◆ PROBLEM TO SOLVE
Search the records for the word "ठतदभ" and pick out every line that has it.

◆ INPUT DATA
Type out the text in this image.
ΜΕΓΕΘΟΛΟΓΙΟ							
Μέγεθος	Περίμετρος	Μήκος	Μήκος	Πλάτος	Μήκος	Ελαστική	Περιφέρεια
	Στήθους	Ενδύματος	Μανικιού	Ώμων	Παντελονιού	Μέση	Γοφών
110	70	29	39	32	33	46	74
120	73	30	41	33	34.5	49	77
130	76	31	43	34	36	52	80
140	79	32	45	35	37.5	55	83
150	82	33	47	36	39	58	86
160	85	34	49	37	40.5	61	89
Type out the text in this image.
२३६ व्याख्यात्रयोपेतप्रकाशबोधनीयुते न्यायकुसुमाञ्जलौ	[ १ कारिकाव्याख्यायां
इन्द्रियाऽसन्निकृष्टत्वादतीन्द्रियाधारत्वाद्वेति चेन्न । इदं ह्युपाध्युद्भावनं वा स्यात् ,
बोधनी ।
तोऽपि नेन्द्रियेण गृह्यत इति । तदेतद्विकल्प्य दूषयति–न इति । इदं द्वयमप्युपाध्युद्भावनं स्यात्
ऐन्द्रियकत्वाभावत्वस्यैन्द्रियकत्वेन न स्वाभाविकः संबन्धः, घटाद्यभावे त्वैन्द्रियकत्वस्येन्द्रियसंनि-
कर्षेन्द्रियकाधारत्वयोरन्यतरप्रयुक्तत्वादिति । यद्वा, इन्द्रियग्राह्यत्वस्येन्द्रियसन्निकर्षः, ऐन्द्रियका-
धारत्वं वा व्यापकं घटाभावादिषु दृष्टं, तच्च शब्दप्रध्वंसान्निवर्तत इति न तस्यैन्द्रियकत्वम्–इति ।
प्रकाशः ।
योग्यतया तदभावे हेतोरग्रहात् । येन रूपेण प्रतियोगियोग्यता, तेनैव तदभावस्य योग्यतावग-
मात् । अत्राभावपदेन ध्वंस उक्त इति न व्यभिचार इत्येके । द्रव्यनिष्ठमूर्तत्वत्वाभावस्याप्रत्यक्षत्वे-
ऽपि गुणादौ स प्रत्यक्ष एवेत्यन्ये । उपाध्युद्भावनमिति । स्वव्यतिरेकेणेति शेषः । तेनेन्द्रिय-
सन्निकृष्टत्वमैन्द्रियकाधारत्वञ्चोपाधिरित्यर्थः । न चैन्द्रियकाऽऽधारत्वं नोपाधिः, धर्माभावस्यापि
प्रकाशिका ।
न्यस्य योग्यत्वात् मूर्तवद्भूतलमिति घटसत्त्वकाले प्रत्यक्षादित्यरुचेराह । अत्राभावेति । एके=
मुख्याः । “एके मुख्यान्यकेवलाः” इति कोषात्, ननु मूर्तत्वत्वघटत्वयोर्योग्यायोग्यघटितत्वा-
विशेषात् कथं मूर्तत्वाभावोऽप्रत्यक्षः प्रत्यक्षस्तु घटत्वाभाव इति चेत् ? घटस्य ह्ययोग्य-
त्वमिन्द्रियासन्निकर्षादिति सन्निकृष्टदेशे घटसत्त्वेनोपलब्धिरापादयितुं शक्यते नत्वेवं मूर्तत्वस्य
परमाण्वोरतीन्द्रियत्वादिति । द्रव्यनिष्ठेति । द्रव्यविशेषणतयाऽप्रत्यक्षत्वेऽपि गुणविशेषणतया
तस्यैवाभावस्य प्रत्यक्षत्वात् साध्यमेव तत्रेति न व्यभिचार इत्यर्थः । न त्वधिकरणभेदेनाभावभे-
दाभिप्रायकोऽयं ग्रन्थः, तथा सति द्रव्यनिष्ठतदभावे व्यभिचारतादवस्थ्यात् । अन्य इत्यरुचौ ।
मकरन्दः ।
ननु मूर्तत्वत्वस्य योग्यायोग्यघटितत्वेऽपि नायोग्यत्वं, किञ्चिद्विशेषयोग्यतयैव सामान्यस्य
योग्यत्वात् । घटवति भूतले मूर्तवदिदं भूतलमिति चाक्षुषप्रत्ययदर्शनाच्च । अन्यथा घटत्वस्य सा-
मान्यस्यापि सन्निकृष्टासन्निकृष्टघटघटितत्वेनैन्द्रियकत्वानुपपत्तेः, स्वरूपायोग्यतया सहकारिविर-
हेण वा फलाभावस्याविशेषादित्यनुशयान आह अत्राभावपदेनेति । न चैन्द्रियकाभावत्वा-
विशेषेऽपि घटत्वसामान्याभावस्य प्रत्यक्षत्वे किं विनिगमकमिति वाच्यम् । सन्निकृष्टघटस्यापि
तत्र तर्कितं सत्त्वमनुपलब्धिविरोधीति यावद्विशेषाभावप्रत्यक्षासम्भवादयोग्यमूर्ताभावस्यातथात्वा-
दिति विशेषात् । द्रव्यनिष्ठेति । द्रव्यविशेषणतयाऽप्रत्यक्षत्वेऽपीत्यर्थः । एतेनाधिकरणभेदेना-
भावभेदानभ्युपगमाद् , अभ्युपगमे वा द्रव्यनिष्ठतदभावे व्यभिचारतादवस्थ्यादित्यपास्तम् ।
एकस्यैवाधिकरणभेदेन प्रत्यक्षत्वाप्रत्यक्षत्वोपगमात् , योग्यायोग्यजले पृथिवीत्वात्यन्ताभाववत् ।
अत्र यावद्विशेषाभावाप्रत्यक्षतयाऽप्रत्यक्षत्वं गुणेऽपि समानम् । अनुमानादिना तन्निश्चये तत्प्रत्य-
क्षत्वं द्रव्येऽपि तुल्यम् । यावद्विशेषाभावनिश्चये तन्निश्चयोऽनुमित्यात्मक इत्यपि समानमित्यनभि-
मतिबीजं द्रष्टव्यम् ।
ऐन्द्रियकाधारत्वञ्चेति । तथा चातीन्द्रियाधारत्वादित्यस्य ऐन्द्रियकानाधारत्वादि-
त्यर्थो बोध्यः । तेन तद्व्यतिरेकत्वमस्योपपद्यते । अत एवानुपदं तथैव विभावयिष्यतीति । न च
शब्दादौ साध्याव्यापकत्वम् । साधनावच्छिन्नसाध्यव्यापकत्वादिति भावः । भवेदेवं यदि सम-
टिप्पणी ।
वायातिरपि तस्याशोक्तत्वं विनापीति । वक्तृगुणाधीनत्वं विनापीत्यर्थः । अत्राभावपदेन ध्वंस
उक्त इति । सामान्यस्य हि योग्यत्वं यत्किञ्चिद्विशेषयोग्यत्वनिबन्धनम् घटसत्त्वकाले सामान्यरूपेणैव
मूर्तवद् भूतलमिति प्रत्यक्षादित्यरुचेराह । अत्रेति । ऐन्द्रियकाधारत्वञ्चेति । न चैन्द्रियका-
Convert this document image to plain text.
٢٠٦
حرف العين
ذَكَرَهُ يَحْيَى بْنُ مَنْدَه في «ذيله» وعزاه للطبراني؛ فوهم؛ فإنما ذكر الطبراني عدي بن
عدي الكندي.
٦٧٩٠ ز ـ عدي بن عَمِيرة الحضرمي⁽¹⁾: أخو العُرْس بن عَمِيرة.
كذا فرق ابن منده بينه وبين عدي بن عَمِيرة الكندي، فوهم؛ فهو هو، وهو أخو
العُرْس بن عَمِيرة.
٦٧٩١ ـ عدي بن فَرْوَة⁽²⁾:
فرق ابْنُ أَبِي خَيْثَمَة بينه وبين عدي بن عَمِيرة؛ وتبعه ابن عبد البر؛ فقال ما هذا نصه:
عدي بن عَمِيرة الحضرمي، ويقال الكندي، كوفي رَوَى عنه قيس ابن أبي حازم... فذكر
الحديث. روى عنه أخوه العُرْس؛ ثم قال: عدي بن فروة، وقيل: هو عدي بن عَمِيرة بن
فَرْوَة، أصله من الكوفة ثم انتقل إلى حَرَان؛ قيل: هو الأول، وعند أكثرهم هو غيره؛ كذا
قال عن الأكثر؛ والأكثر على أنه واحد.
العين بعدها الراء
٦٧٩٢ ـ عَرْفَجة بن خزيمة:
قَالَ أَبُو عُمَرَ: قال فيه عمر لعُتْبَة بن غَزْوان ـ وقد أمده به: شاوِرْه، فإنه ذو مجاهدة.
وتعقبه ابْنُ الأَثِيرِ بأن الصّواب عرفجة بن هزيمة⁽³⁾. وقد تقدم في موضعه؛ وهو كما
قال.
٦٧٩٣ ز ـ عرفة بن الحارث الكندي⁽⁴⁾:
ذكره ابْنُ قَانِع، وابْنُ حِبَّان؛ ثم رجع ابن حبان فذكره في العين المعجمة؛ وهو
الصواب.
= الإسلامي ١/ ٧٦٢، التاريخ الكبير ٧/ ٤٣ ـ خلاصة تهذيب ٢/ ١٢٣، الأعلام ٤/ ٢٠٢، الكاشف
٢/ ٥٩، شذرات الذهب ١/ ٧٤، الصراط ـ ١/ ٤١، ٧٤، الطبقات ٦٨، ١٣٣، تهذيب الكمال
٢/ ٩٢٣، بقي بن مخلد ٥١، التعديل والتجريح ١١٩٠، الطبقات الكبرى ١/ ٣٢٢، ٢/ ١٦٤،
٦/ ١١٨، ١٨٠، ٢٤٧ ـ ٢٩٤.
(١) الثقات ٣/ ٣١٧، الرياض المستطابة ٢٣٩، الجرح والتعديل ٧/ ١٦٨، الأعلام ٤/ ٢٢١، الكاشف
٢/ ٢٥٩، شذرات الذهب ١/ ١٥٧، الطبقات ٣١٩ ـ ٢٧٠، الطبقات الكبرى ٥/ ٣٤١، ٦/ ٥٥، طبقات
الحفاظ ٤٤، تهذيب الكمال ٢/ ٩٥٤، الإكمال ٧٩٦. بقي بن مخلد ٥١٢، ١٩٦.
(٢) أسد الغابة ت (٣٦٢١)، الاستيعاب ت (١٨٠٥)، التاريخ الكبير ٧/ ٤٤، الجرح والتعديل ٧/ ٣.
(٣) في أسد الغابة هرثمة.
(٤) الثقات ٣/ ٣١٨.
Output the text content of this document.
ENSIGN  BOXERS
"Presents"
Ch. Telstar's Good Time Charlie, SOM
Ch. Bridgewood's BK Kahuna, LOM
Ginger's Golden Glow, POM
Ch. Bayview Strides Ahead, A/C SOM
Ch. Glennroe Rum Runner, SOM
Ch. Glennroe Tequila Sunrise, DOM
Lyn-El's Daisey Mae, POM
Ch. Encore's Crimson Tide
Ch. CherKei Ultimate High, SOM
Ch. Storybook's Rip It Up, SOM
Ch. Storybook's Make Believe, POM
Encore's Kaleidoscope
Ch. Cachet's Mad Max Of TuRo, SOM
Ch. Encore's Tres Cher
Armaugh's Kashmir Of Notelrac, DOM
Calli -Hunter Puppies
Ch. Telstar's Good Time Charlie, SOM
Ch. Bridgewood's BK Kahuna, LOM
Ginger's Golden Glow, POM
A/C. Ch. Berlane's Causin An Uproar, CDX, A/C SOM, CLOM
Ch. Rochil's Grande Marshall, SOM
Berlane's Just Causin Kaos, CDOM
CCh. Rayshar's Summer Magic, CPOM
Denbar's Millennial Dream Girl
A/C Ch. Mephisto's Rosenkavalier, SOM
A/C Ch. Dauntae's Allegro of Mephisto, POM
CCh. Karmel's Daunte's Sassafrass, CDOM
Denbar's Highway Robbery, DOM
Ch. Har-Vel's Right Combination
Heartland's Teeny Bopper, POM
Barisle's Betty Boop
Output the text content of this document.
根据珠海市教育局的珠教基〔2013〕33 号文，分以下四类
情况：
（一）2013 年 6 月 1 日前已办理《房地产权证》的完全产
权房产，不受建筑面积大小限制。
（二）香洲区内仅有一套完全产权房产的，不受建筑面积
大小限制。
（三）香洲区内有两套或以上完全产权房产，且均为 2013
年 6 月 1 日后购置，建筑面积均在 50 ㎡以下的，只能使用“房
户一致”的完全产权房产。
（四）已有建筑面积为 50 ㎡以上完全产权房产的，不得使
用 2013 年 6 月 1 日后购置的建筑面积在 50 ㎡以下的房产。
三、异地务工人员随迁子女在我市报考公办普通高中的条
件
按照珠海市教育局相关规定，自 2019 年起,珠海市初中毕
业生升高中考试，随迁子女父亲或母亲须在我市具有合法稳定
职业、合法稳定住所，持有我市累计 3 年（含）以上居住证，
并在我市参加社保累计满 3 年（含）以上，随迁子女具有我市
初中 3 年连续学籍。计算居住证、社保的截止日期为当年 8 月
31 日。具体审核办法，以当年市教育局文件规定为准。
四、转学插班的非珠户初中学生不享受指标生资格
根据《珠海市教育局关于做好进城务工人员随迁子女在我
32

◆ RESULT OF THIS TASK
दाभिप्रायकोऽयं ग्रन्थः, तथा सति द्रव्यनिष्ठतदभावे व्यभिचारतादवस्थ्यात् । अन्य इत्यरुचौ ।
भावभेदानभ्युपगमाद् , अभ्युपगमे वा द्रव्यनिष्ठतदभावे व्यभिचारतादवस्थ्यादित्यपास्तम् ।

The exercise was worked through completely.